*** Text to read
Hello Marina,
Hmm, but we can say the same for serialization or deadlock errors that were
not retried (the client test code itself could not run correctly or the SQL
sent was somehow wrong, which is also the client's fault), can't we?
I think not.
If a client asks for something "legal", but some other client in parallel
happens to make an incompatible change which result in a serialization or
deadlock error, the clients are not responsible for the raised errors, it
is just that they happen to ask for something incompatible at the same
time. So there is no user error per se, but the server is reporting its
(temporary) inability to process what was asked for. For these errors,
retrying is fine. If the client was alone, there would be no such errors,
you cannot deadlock with yourself. This is really an isolation issue
linked to parallel execution.
******
Write out everything from "I think not." down to "to parallel execution." in the reply about serialization and deadlock errors, word for word.
*** Dataset rows
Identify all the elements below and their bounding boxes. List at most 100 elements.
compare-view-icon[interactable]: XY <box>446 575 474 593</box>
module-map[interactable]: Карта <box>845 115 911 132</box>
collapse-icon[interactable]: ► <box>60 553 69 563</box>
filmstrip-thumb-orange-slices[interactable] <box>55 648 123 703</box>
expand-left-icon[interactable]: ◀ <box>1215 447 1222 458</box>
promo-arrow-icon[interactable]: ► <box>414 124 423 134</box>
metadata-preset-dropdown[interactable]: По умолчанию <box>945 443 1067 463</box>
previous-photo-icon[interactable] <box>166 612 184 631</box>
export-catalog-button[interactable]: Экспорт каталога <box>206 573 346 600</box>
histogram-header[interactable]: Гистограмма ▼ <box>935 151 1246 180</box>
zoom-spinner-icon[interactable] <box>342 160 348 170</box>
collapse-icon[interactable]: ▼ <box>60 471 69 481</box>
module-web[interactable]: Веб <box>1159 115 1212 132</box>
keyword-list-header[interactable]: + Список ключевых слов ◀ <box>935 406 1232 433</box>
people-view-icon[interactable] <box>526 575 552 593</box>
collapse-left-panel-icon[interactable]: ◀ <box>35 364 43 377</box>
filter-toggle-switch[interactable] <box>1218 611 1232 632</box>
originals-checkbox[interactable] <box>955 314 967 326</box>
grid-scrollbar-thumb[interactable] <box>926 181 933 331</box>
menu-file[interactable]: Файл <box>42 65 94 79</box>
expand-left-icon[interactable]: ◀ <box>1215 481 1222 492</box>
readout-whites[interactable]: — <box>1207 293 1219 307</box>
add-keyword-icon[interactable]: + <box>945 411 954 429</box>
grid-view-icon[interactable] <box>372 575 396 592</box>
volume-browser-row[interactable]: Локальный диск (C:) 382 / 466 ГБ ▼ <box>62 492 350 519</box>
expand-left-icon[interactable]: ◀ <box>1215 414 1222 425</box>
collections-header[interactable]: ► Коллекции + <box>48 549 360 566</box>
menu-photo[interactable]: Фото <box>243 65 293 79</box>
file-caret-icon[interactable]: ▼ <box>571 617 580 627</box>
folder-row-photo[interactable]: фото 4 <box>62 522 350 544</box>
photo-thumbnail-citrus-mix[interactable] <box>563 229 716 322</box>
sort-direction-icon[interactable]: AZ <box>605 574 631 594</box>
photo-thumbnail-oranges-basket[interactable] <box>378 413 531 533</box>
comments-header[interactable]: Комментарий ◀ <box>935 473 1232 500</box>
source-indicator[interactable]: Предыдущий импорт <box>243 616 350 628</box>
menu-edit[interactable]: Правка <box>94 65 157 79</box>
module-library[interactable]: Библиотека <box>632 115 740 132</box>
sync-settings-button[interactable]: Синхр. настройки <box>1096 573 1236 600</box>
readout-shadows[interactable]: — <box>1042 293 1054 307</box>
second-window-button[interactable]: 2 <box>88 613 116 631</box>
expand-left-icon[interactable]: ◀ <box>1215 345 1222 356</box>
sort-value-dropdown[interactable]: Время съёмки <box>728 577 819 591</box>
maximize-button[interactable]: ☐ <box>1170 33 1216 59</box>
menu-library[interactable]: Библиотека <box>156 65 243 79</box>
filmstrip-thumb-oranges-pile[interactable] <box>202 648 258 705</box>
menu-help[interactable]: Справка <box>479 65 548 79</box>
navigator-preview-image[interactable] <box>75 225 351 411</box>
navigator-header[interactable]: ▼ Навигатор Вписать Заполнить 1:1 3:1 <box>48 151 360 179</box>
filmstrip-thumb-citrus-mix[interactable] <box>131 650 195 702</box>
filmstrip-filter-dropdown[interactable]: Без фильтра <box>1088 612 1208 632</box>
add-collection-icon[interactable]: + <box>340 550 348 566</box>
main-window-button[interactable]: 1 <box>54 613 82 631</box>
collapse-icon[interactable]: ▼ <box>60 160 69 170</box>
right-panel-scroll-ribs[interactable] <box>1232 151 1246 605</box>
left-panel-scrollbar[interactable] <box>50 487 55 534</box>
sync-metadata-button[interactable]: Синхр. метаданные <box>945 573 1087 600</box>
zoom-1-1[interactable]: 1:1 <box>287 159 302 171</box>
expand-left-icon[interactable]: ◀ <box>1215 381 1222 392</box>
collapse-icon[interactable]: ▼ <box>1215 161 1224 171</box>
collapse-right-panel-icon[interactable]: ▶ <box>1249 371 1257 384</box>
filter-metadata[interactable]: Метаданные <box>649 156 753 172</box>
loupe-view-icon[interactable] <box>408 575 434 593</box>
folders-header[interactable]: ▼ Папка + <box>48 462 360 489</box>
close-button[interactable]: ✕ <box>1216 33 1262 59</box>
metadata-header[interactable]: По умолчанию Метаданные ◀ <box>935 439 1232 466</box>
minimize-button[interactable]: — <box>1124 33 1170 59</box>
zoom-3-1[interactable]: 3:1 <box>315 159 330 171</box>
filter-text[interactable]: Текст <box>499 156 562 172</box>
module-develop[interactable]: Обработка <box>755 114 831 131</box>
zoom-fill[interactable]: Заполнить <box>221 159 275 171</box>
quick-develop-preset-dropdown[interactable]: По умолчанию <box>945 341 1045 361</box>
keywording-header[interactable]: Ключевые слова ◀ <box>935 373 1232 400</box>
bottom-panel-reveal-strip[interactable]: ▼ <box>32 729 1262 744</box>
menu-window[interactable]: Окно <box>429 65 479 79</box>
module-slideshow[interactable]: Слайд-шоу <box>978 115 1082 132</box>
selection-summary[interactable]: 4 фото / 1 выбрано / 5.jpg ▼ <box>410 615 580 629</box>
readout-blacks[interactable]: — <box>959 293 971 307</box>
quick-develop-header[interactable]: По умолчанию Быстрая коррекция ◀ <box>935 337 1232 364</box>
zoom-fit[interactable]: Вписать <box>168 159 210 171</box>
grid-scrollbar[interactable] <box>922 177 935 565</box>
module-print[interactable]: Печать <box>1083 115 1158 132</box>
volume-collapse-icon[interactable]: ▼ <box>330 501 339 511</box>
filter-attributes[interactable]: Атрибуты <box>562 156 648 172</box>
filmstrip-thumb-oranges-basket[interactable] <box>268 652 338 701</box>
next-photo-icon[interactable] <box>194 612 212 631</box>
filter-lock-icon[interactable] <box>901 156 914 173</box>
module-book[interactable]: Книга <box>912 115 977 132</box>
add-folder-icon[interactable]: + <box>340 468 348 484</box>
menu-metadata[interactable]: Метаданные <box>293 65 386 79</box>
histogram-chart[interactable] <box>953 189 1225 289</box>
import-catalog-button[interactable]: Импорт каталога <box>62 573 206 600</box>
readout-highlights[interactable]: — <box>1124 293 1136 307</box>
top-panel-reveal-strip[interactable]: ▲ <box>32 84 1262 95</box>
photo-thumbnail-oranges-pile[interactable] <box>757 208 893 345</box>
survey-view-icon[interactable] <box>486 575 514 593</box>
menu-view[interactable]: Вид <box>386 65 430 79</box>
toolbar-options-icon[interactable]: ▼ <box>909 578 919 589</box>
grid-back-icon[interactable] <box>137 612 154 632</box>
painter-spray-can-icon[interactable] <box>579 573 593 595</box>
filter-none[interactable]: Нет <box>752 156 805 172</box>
******
### Correct result
I think not.
If a client asks for something "legal", but some other client in parallel
happens to make an incompatible change which result in a serialization or
deadlock error, the clients are not responsible for the raised errors, it
is just that they happen to ask for something incompatible at the same
time. So there is no user error per se, but the server is reporting its
(temporary) inability to process what was asked for. For these errors,
retrying is fine. If the client was alone, there would be no such errors,
you cannot deadlock with yourself. This is really an isolation issue
linked to parallel execution.